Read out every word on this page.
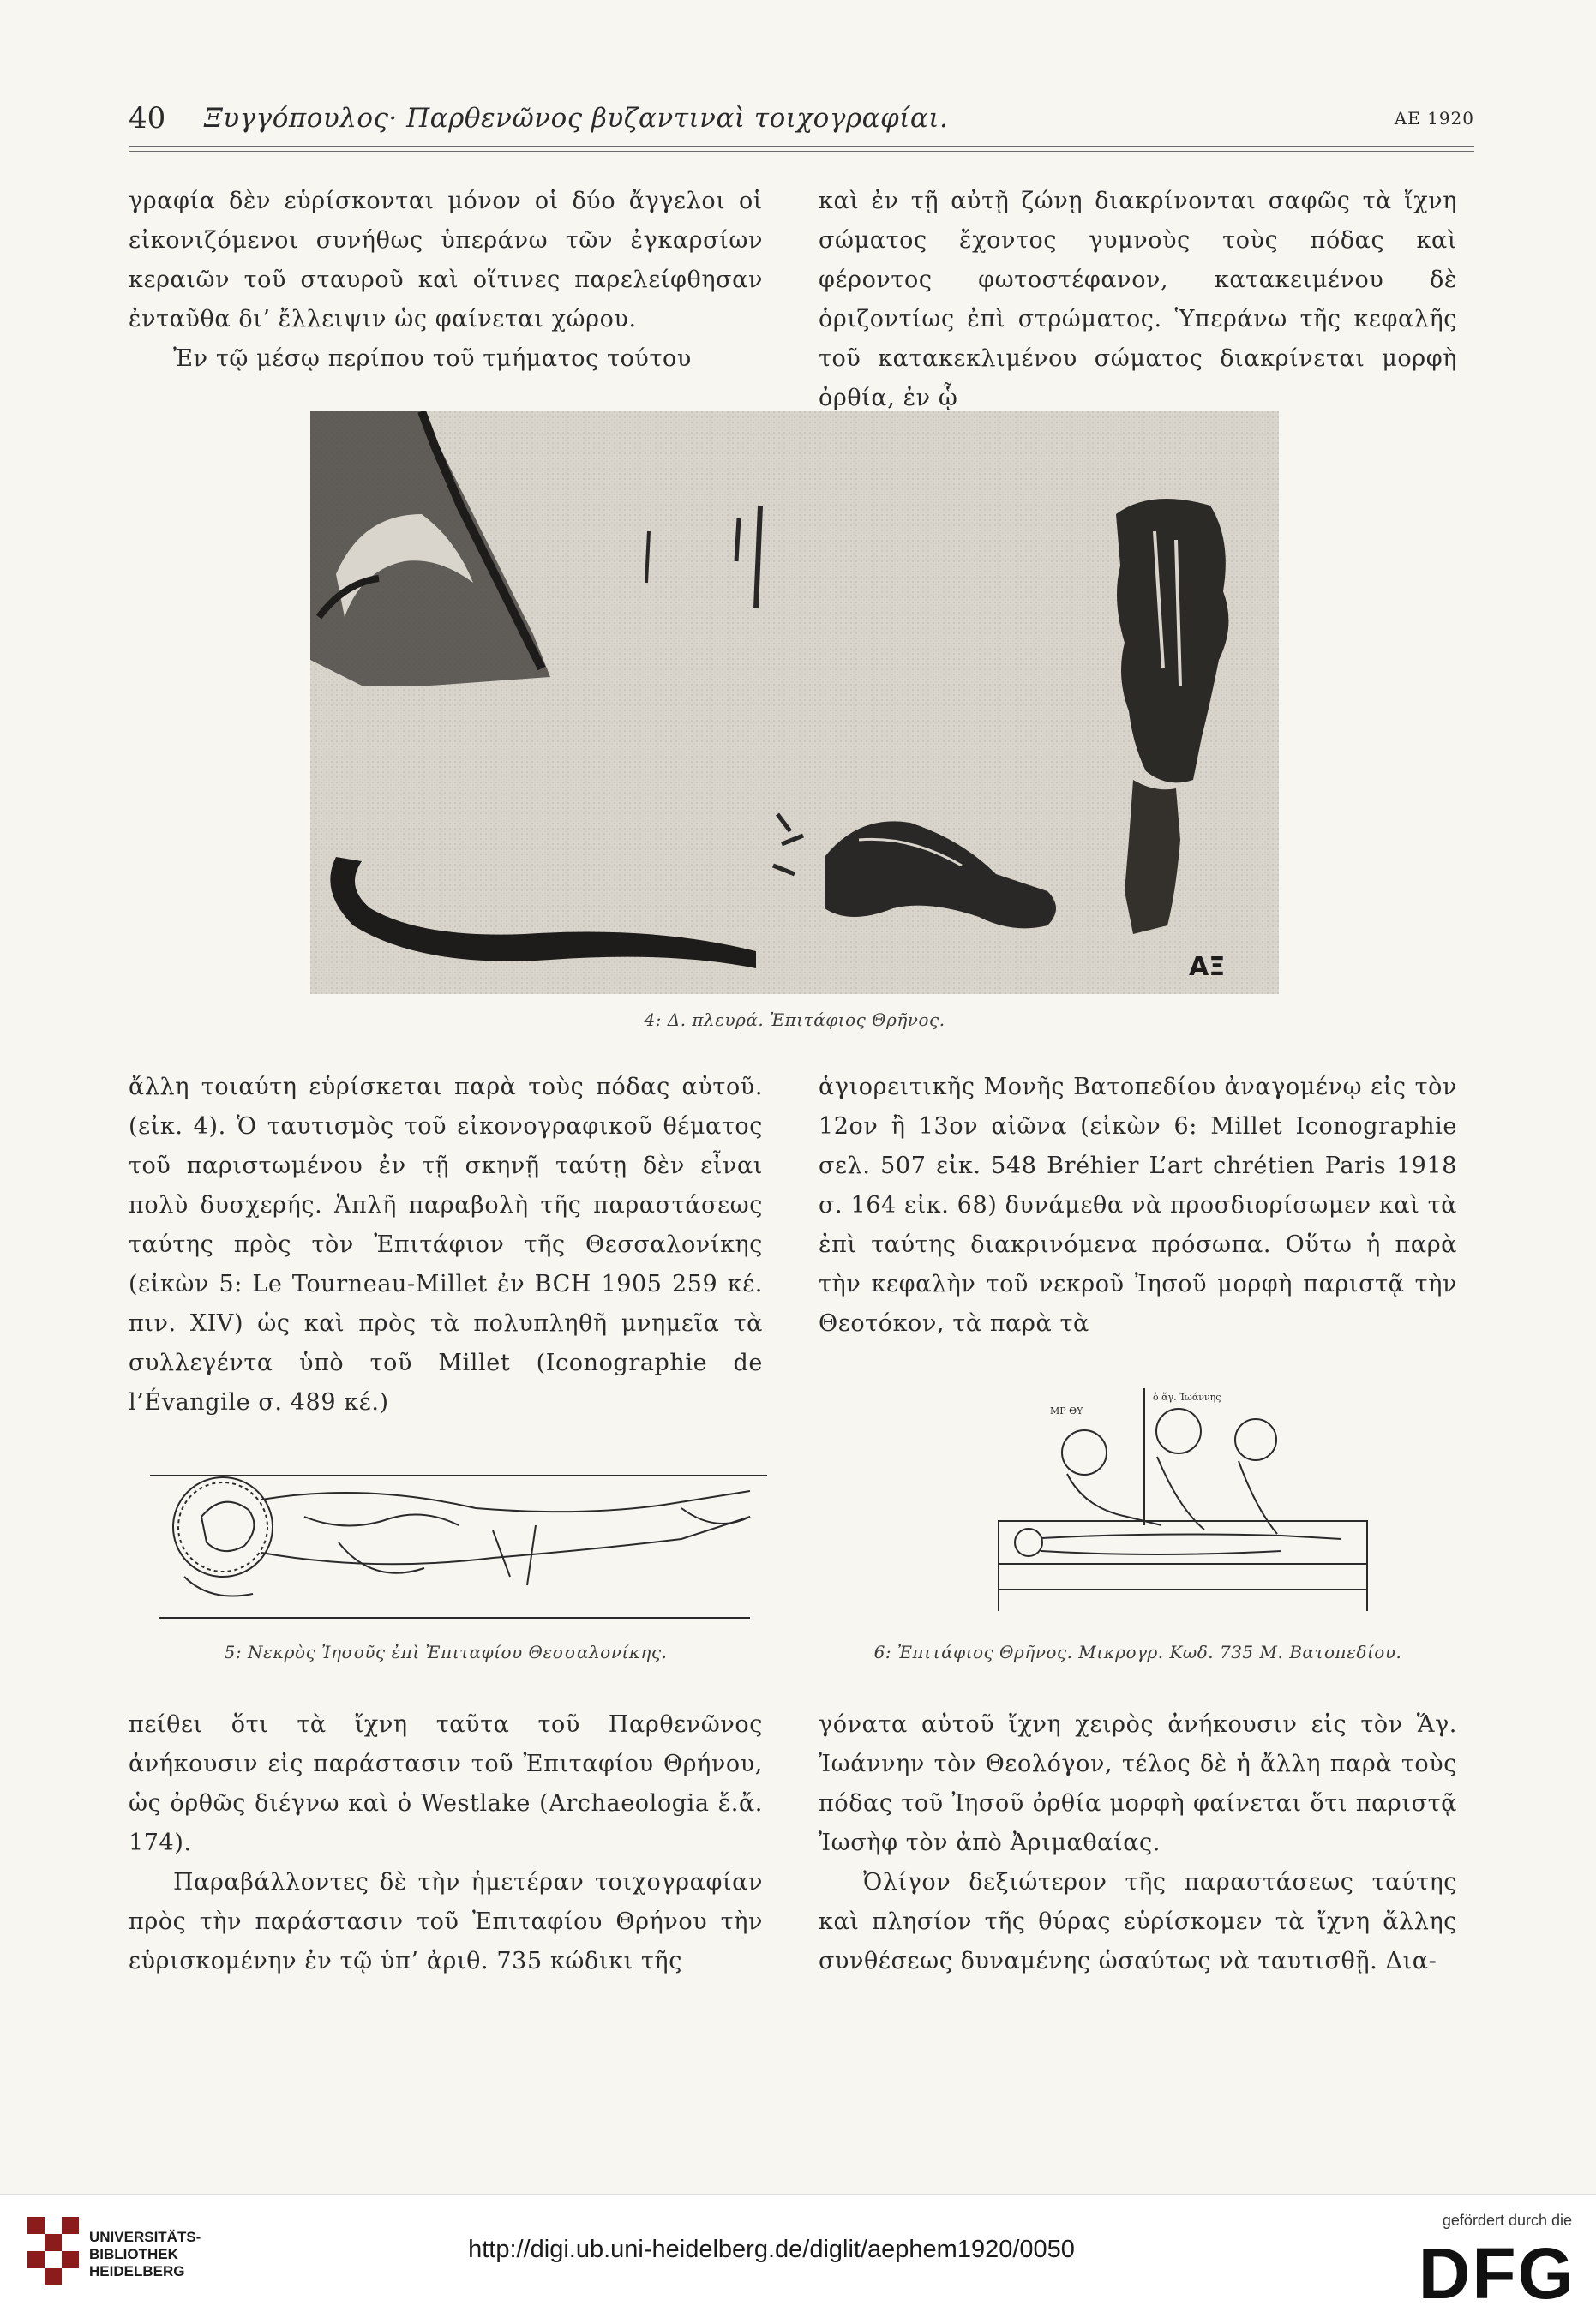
40 Ξυγγόπουλος· Παρθενῶνος βυζαντιναὶ τοιχογραφίαι.	ΑΕ 1920

γραφία δὲν εὑρίσκονται μόνον οἱ δύο ἄγγελοι οἱ εἰκονιζόμενοι συνήθως ὑπεράνω τῶν ἐγκαρσίων κεραιῶν τοῦ σταυροῦ καὶ οἵτινες παρελείφθησαν ἐνταῦθα δι’ ἔλλειψιν ὡς φαίνεται χώρου.

Ἐν τῷ μέσῳ περίπου τοῦ τμήματος τούτου

καὶ ἐν τῇ αὐτῇ ζώνῃ διακρίνονται σαφῶς τὰ ἴχνη σώματος ἔχοντος γυμνοὺς τοὺς πόδας καὶ φέροντος φωτοστέφανον, κατακειμένου δὲ ὁριζοντίως ἐπὶ στρώματος. Ὑπεράνω τῆς κεφαλῆς τοῦ κατακεκλιμένου σώματος διακρίνεται μορφὴ ὀρθία, ἐν ᾧ

ΑΞ
4: Δ. πλευρά. Ἐπιτάφιος Θρῆνος.

ἄλλη τοιαύτη εὑρίσκεται παρὰ τοὺς πόδας αὐτοῦ. (εἰκ. 4). Ὁ ταυτισμὸς τοῦ εἰκονογραφικοῦ θέματος τοῦ παριστωμένου ἐν τῇ σκηνῇ ταύτῃ δὲν εἶναι πολὺ δυσχερής. Ἁπλῆ παραβολὴ τῆς παραστάσεως ταύτης πρὸς τὸν Ἐπιτάφιον τῆς Θεσσαλονίκης (εἰκὼν 5: Le Tourneau-Millet ἐν BCH 1905 259 κέ. πιν. XIV) ὡς καὶ πρὸς τὰ πολυπληθῆ μνημεῖα τὰ συλλεγέντα ὑπὸ τοῦ Millet (Iconographie de l’Évangile σ. 489 κέ.)

ἁγιορειτικῆς Μονῆς Βατοπεδίου ἀναγομένῳ εἰς τὸν 12ον ἢ 13ον αἰῶνα (εἰκὼν 6: Millet Iconographie σελ. 507 εἰκ. 548 Bréhier L’art chrétien Paris 1918 σ. 164 εἰκ. 68) δυνάμεθα νὰ προσδιορίσωμεν καὶ τὰ ἐπὶ ταύτης διακρινόμενα πρόσωπα. Οὕτω ἡ παρὰ τὴν κεφαλὴν τοῦ νεκροῦ Ἰησοῦ μορφὴ παριστᾷ τὴν Θεοτόκον, τὰ παρὰ τὰ

5: Νεκρὸς Ἰησοῦς ἐπὶ Ἐπιταφίου Θεσσαλονίκης.
ΜΡ ΘΥ
ὁ ἅγ. Ἰωάννης
6: Ἐπιτάφιος Θρῆνος. Μικρογρ. Κωδ. 735 Μ. Βατοπεδίου.

πείθει ὅτι τὰ ἴχνη ταῦτα τοῦ Παρθενῶνος ἀνήκουσιν εἰς παράστασιν τοῦ Ἐπιταφίου Θρήνου, ὡς ὀρθῶς διέγνω καὶ ὁ Westlake (Archaeologia ἔ.ἄ. 174).

Παραβάλλοντες δὲ τὴν ἡμετέραν τοιχογραφίαν πρὸς τὴν παράστασιν τοῦ Ἐπιταφίου Θρήνου τὴν εὑρισκομένην ἐν τῷ ὑπ’ ἀριθ. 735 κώδικι τῆς

γόνατα αὐτοῦ ἴχνη χειρὸς ἀνήκουσιν εἰς τὸν Ἅγ. Ἰωάννην τὸν Θεολόγον, τέλος δὲ ἡ ἄλλη παρὰ τοὺς πόδας τοῦ Ἰησοῦ ὀρθία μορφὴ φαίνεται ὅτι παριστᾷ Ἰωσὴφ τὸν ἀπὸ Ἀριμαθαίας.

Ὀλίγον δεξιώτερον τῆς παραστάσεως ταύτης καὶ πλησίον τῆς θύρας εὑρίσκομεν τὰ ἴχνη ἄλλης συνθέσεως δυναμένης ὡσαύτως νὰ ταυτισθῇ. Δια-

UNIVERSITÄTS-
BIBLIOTHEK
HEIDELBERG
http://digi.ub.uni-heidelberg.de/diglit/aephem1920/0050
gefördert durch die
DFG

****************************************

Goal of the exercise: Where a line contains "Βατοπεδίου", copy that line.

Exercise solution:
ἁγιορειτικῆς Μονῆς Βατοπεδίου ἀναγομένῳ εἰς τὸν 12ον ἢ 13ον αἰῶνα (εἰκὼν 6: Millet Iconographie σελ. 507 εἰκ. 548 Bréhier L’art chrétien Paris 1918 σ. 164 εἰκ. 68) δυνάμεθα νὰ προσδιορίσωμεν καὶ τὰ ἐπὶ ταύτης διακρινόμενα πρόσωπα. Οὕτω ἡ παρὰ τὴν κεφαλὴν τοῦ νεκροῦ Ἰησοῦ μορφὴ παριστᾷ τὴν Θεοτόκον, τὰ παρὰ τὰ
6: Ἐπιτάφιος Θρῆνος. Μικρογρ. Κωδ. 735 Μ. Βατοπεδίου.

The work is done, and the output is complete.